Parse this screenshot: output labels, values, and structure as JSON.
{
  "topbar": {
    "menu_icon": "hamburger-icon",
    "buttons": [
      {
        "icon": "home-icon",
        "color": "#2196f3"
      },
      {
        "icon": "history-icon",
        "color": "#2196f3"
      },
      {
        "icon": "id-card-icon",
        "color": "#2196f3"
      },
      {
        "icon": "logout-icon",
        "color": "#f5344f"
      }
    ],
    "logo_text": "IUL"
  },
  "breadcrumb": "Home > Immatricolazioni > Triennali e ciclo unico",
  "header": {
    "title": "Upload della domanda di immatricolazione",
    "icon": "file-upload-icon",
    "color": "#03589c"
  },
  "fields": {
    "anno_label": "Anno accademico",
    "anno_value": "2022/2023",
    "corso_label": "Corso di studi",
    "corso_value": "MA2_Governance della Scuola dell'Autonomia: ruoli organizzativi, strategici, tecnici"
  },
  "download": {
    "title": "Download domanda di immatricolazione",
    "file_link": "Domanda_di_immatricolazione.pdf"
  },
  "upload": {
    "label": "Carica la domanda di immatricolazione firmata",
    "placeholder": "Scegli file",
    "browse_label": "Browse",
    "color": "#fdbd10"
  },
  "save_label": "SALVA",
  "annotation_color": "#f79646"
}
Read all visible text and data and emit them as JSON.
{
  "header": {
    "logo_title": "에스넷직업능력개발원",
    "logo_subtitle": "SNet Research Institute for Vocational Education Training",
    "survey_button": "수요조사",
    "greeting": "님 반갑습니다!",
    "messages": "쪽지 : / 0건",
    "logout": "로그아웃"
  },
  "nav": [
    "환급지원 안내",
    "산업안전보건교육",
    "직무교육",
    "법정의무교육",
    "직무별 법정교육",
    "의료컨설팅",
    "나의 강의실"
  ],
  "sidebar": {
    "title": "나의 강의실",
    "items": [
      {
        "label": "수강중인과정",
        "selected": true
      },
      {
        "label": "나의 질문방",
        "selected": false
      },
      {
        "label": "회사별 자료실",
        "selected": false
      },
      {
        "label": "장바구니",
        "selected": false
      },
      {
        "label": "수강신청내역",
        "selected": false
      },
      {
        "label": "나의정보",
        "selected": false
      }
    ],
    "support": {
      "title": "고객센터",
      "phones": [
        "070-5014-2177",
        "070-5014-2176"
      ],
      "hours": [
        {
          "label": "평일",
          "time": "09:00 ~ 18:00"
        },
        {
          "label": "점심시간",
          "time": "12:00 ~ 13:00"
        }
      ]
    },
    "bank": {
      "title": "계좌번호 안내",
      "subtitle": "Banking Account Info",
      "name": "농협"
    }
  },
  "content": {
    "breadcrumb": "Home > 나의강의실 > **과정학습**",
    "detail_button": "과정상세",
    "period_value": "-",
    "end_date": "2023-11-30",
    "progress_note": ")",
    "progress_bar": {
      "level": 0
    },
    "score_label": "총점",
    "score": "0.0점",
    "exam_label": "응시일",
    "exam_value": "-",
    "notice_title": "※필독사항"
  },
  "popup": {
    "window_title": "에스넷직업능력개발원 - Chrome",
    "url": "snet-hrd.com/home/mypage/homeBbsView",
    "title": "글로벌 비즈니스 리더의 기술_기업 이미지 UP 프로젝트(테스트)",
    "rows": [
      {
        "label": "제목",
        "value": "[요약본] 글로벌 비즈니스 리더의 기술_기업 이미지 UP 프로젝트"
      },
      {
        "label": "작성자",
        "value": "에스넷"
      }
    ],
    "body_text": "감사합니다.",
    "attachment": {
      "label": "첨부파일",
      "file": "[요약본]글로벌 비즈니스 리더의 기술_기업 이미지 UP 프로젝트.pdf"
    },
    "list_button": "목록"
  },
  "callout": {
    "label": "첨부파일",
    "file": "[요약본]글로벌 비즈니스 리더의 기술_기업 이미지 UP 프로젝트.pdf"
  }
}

(Written problem) The answer is one number: how many lines of the material above contain "에스넷직업능력개발원".

(Solution below) 2